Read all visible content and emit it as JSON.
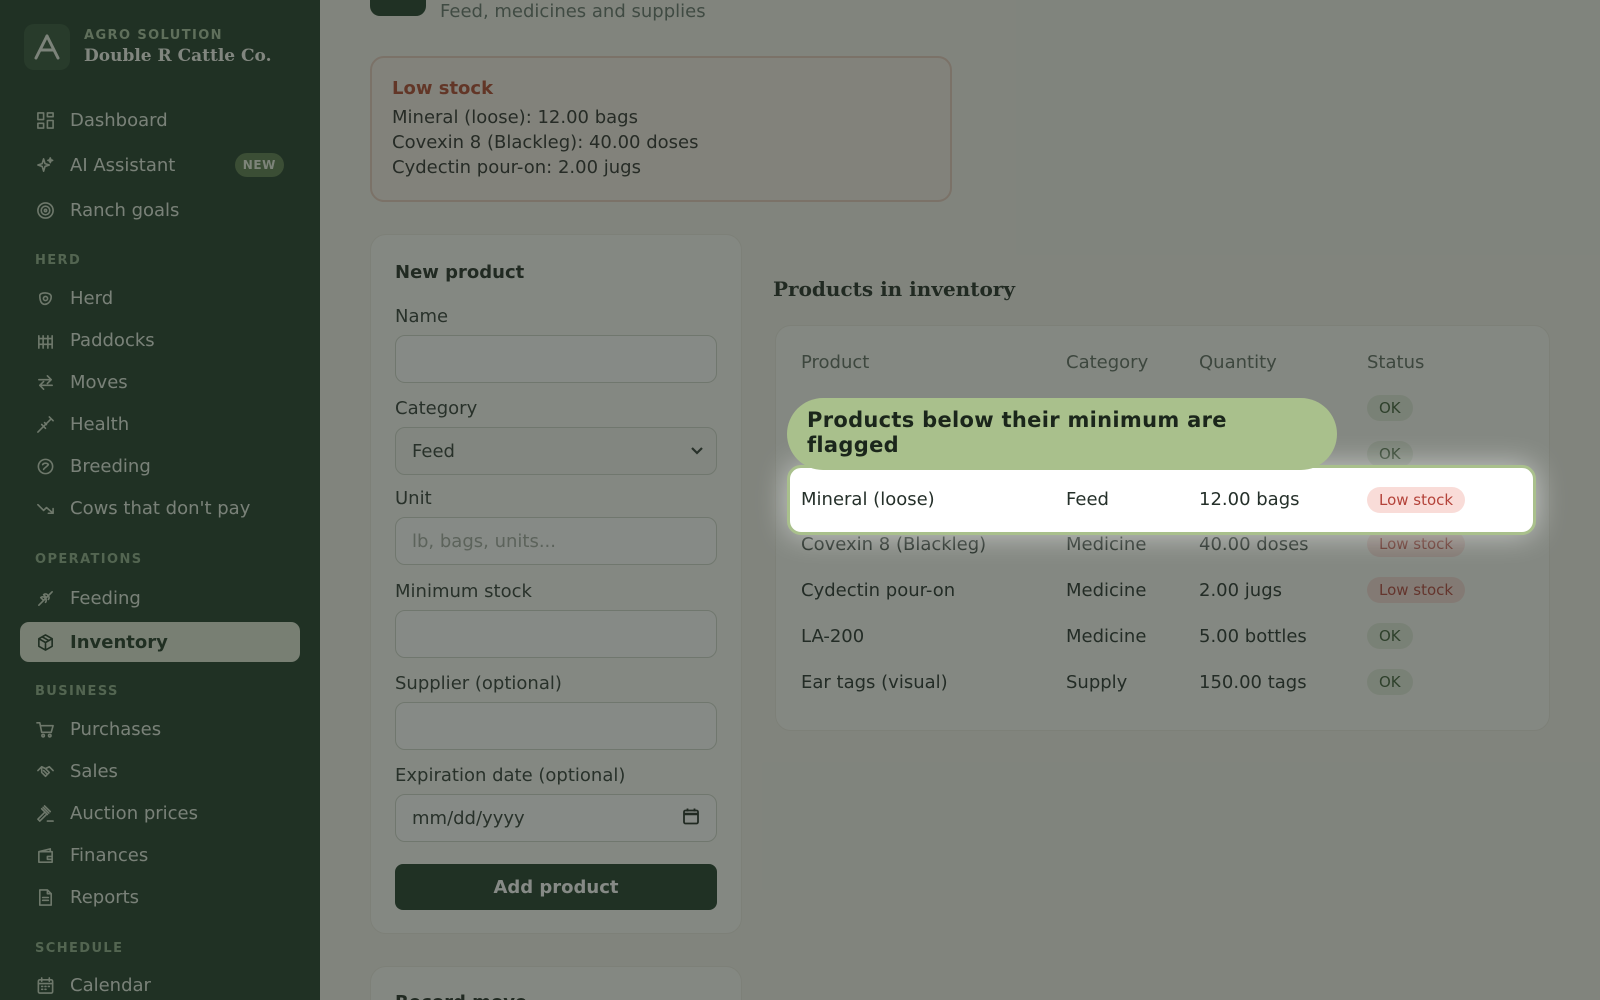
{
  "brand": {
    "kicker": "AGRO SOLUTION",
    "name": "Double R Cattle Co."
  },
  "nav": {
    "dashboard": "Dashboard",
    "ai_assistant": "AI Assistant",
    "new_badge": "NEW",
    "ranch_goals": "Ranch goals",
    "section_herd": "HERD",
    "herd": "Herd",
    "paddocks": "Paddocks",
    "moves": "Moves",
    "health": "Health",
    "breeding": "Breeding",
    "cows_dont_pay": "Cows that don't pay",
    "section_operations": "OPERATIONS",
    "feeding": "Feeding",
    "inventory": "Inventory",
    "section_business": "BUSINESS",
    "purchases": "Purchases",
    "sales": "Sales",
    "auction_prices": "Auction prices",
    "finances": "Finances",
    "reports": "Reports",
    "section_schedule": "SCHEDULE",
    "calendar": "Calendar"
  },
  "header": {
    "subtitle": "Feed, medicines and supplies"
  },
  "alert": {
    "title": "Low stock",
    "lines": [
      "Mineral (loose): 12.00 bags",
      "Covexin 8 (Blackleg): 40.00 doses",
      "Cydectin pour-on: 2.00 jugs"
    ]
  },
  "form": {
    "title": "New product",
    "name_label": "Name",
    "category_label": "Category",
    "category_value": "Feed",
    "unit_label": "Unit",
    "unit_placeholder": "lb, bags, units...",
    "min_stock_label": "Minimum stock",
    "supplier_label": "Supplier (optional)",
    "expiration_label": "Expiration date (optional)",
    "expiration_placeholder": "mm/dd/yyyy",
    "submit": "Add product"
  },
  "record_move": {
    "title": "Record move"
  },
  "inventory": {
    "title": "Products in inventory",
    "headers": [
      "Product",
      "Category",
      "Quantity",
      "Status"
    ],
    "rows": [
      {
        "product": "Mineral (loose)",
        "category": "Feed",
        "quantity": "12.00 bags",
        "status": "Low stock"
      },
      {
        "product": "Covexin 8 (Blackleg)",
        "category": "Medicine",
        "quantity": "40.00 doses",
        "status": "Low stock"
      },
      {
        "product": "Cydectin pour-on",
        "category": "Medicine",
        "quantity": "2.00 jugs",
        "status": "Low stock"
      },
      {
        "product": "LA-200",
        "category": "Medicine",
        "quantity": "5.00 bottles",
        "status": "OK"
      },
      {
        "product": "Ear tags (visual)",
        "category": "Supply",
        "quantity": "150.00 tags",
        "status": "OK"
      }
    ],
    "hidden_statuses": [
      "OK",
      "OK"
    ]
  },
  "tour": {
    "tooltip": "Products below their minimum are flagged"
  },
  "colors": {
    "sidebar": "#1e3a26",
    "accent": "#a9c08c",
    "danger": "#b0452e",
    "ok_badge": "#e3ebdb",
    "low_badge": "#f9dcd8"
  }
}
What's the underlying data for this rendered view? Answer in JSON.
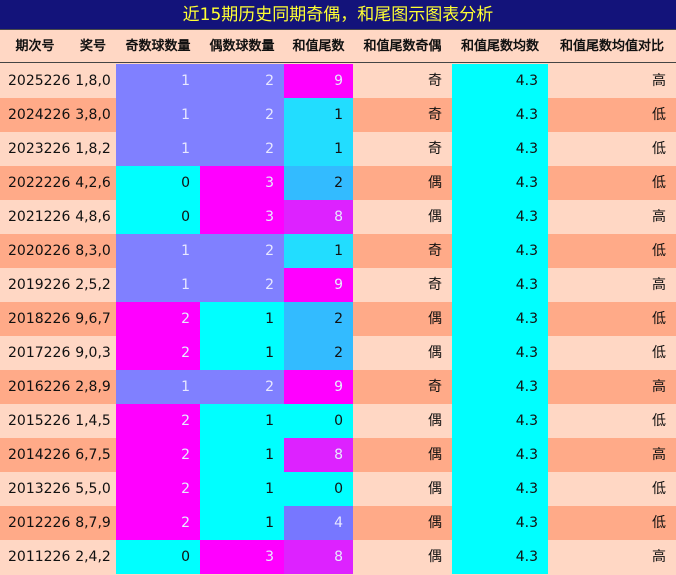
{
  "title": "近15期历史同期奇偶，和尾图示图表分析",
  "colors": {
    "title_bg": "#13137a",
    "title_text": "#ffff33",
    "row_light": "#ffd7c4",
    "row_dark": "#ffaa88",
    "count_blue": "#8080ff",
    "count_cyan": "#00ffff",
    "count_magenta": "#ff00ff",
    "tail_0": "#00ffff",
    "tail_1": "#22ddff",
    "tail_2": "#33bbff",
    "tail_4": "#7777ff",
    "tail_8": "#dd22ff",
    "tail_9": "#ff00ff",
    "avg_bg": "#00ffff"
  },
  "chart_data": {
    "type": "table",
    "title": "近15期历史同期奇偶，和尾图示图表分析",
    "columns": [
      "期次号",
      "奖号",
      "奇数球数量",
      "偶数球数量",
      "和值尾数",
      "和值尾数奇偶",
      "和值尾数均数",
      "和值尾数均值对比"
    ],
    "rows": [
      {
        "period": "2025226",
        "numbers": "1,8,0",
        "odd": "1",
        "even": "2",
        "tail": "9",
        "parity": "奇",
        "avg": "4.3",
        "compare": "高"
      },
      {
        "period": "2024226",
        "numbers": "3,8,0",
        "odd": "1",
        "even": "2",
        "tail": "1",
        "parity": "奇",
        "avg": "4.3",
        "compare": "低"
      },
      {
        "period": "2023226",
        "numbers": "1,8,2",
        "odd": "1",
        "even": "2",
        "tail": "1",
        "parity": "奇",
        "avg": "4.3",
        "compare": "低"
      },
      {
        "period": "2022226",
        "numbers": "4,2,6",
        "odd": "0",
        "even": "3",
        "tail": "2",
        "parity": "偶",
        "avg": "4.3",
        "compare": "低"
      },
      {
        "period": "2021226",
        "numbers": "4,8,6",
        "odd": "0",
        "even": "3",
        "tail": "8",
        "parity": "偶",
        "avg": "4.3",
        "compare": "高"
      },
      {
        "period": "2020226",
        "numbers": "8,3,0",
        "odd": "1",
        "even": "2",
        "tail": "1",
        "parity": "奇",
        "avg": "4.3",
        "compare": "低"
      },
      {
        "period": "2019226",
        "numbers": "2,5,2",
        "odd": "1",
        "even": "2",
        "tail": "9",
        "parity": "奇",
        "avg": "4.3",
        "compare": "高"
      },
      {
        "period": "2018226",
        "numbers": "9,6,7",
        "odd": "2",
        "even": "1",
        "tail": "2",
        "parity": "偶",
        "avg": "4.3",
        "compare": "低"
      },
      {
        "period": "2017226",
        "numbers": "9,0,3",
        "odd": "2",
        "even": "1",
        "tail": "2",
        "parity": "偶",
        "avg": "4.3",
        "compare": "低"
      },
      {
        "period": "2016226",
        "numbers": "2,8,9",
        "odd": "1",
        "even": "2",
        "tail": "9",
        "parity": "奇",
        "avg": "4.3",
        "compare": "高"
      },
      {
        "period": "2015226",
        "numbers": "1,4,5",
        "odd": "2",
        "even": "1",
        "tail": "0",
        "parity": "偶",
        "avg": "4.3",
        "compare": "低"
      },
      {
        "period": "2014226",
        "numbers": "6,7,5",
        "odd": "2",
        "even": "1",
        "tail": "8",
        "parity": "偶",
        "avg": "4.3",
        "compare": "高"
      },
      {
        "period": "2013226",
        "numbers": "5,5,0",
        "odd": "2",
        "even": "1",
        "tail": "0",
        "parity": "偶",
        "avg": "4.3",
        "compare": "低"
      },
      {
        "period": "2012226",
        "numbers": "8,7,9",
        "odd": "2",
        "even": "1",
        "tail": "4",
        "parity": "偶",
        "avg": "4.3",
        "compare": "低"
      },
      {
        "period": "2011226",
        "numbers": "2,4,2",
        "odd": "0",
        "even": "3",
        "tail": "8",
        "parity": "偶",
        "avg": "4.3",
        "compare": "高"
      }
    ]
  }
}
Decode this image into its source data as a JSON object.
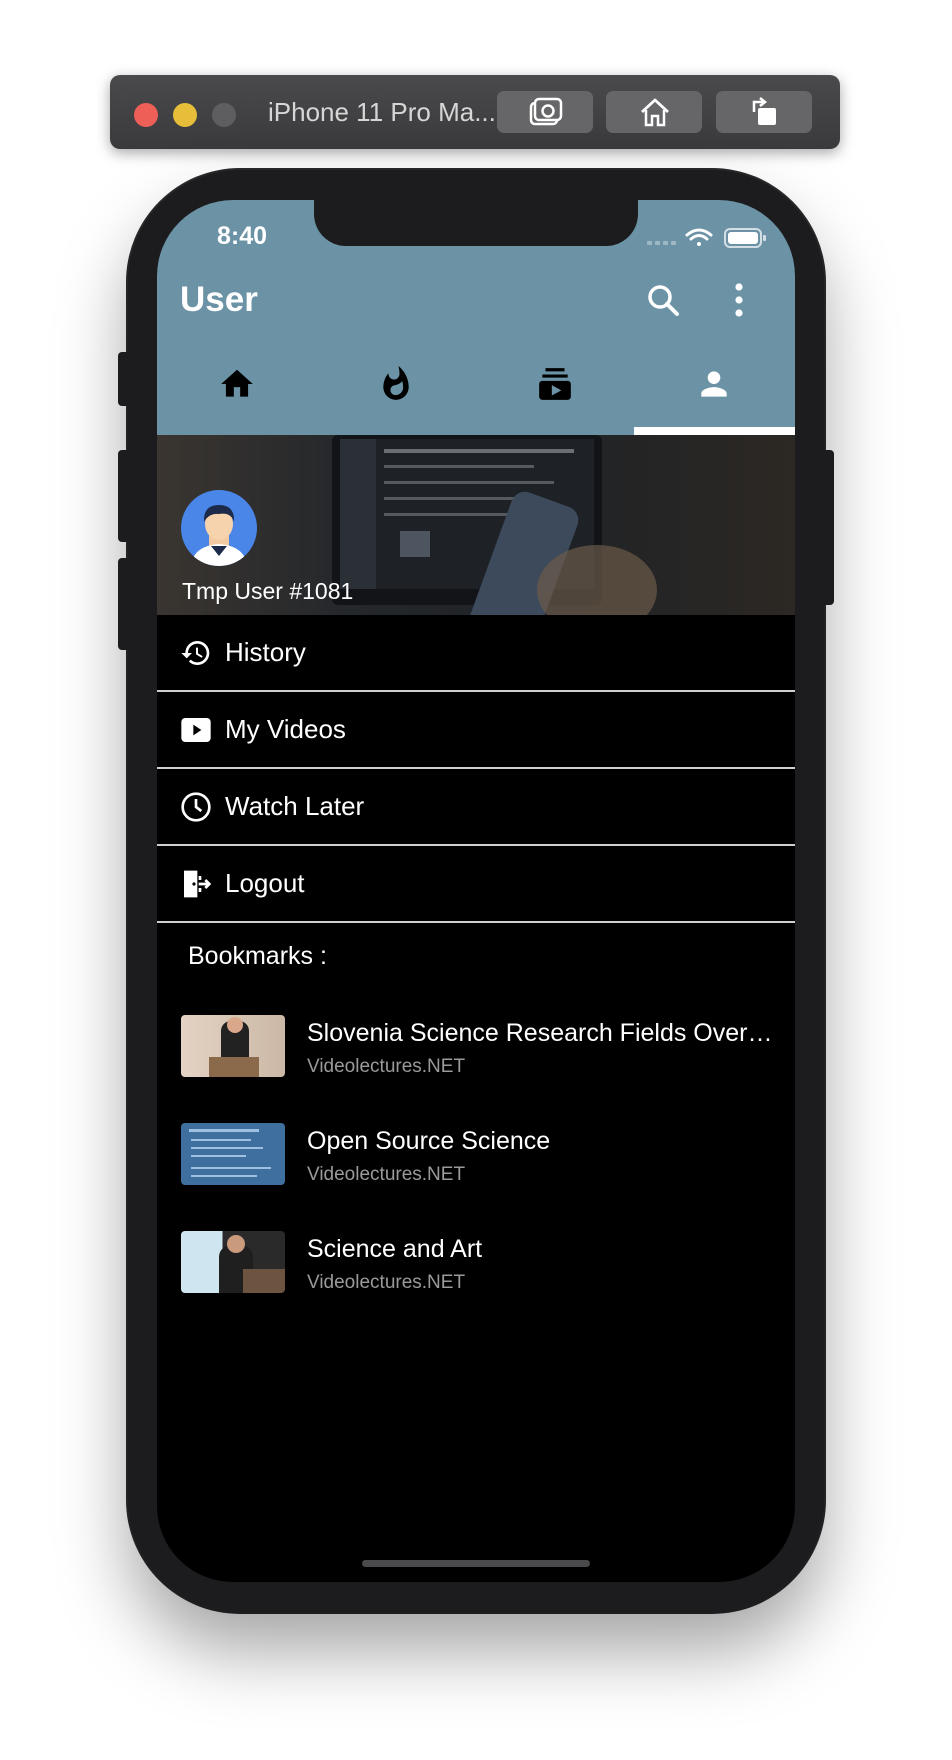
{
  "simulator": {
    "device_title": "iPhone 11 Pro Ma...",
    "buttons": [
      "screenshot",
      "home",
      "rotate"
    ]
  },
  "status_bar": {
    "time": "8:40"
  },
  "header": {
    "title": "User",
    "color": "#6b93a5",
    "tabs": [
      "home",
      "trending",
      "subscriptions",
      "user"
    ],
    "active_tab": "user"
  },
  "profile": {
    "username": "Tmp User #1081"
  },
  "menu": [
    {
      "label": "History",
      "icon": "history-icon"
    },
    {
      "label": "My Videos",
      "icon": "video-icon"
    },
    {
      "label": "Watch Later",
      "icon": "clock-icon"
    },
    {
      "label": "Logout",
      "icon": "logout-icon"
    }
  ],
  "bookmarks": {
    "heading": "Bookmarks :",
    "items": [
      {
        "title": "Slovenia Science Research Fields Overvi...",
        "source": "Videolectures.NET"
      },
      {
        "title": "Open Source Science",
        "source": "Videolectures.NET"
      },
      {
        "title": "Science and Art",
        "source": "Videolectures.NET"
      }
    ]
  }
}
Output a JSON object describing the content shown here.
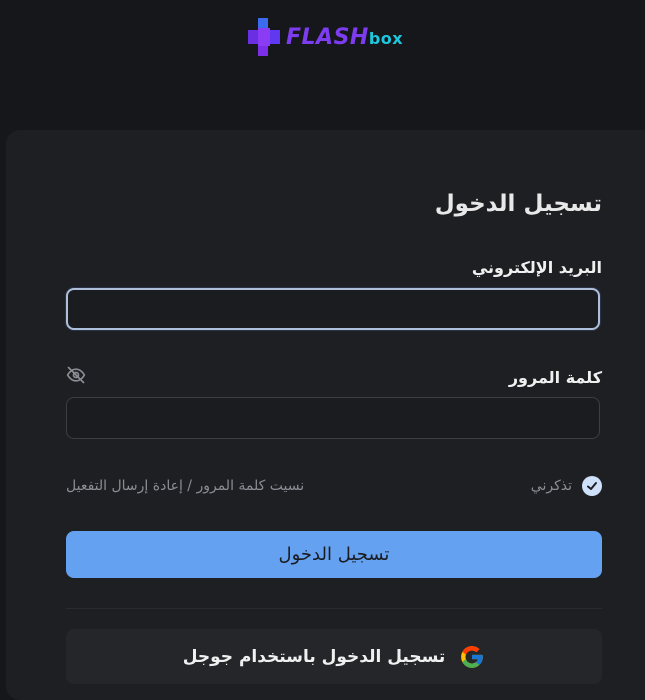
{
  "logo": {
    "part1": "FLASH",
    "part2": "box"
  },
  "login": {
    "title": "تسجيل الدخول",
    "email_label": "البريد الإلكتروني",
    "email_value": "",
    "password_label": "كلمة المرور",
    "password_value": "",
    "remember_label": "تذكرني",
    "remember_checked": true,
    "forgot_link": "نسيت كلمة المرور / إعادة إرسال التفعيل",
    "submit_label": "تسجيل الدخول",
    "google_label": "تسجيل الدخول باستخدام جوجل"
  },
  "colors": {
    "background": "#16171b",
    "card": "#1e1f23",
    "primary_button": "#64a1f0",
    "logo_purple": "#7d3cf0",
    "logo_cyan": "#1ec7df"
  },
  "icons": {
    "logo": "cross-logo-icon",
    "password_toggle": "eye-slash-icon",
    "remember": "check-circle-icon",
    "google": "google-g-icon"
  }
}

= TASK TO CARRY OUT =
Copy every line of the records above that contains "object".

= CORRECT ANSWER =
Decode this image into its source data as a JSON object.
Output a JSON object describing the content shown here.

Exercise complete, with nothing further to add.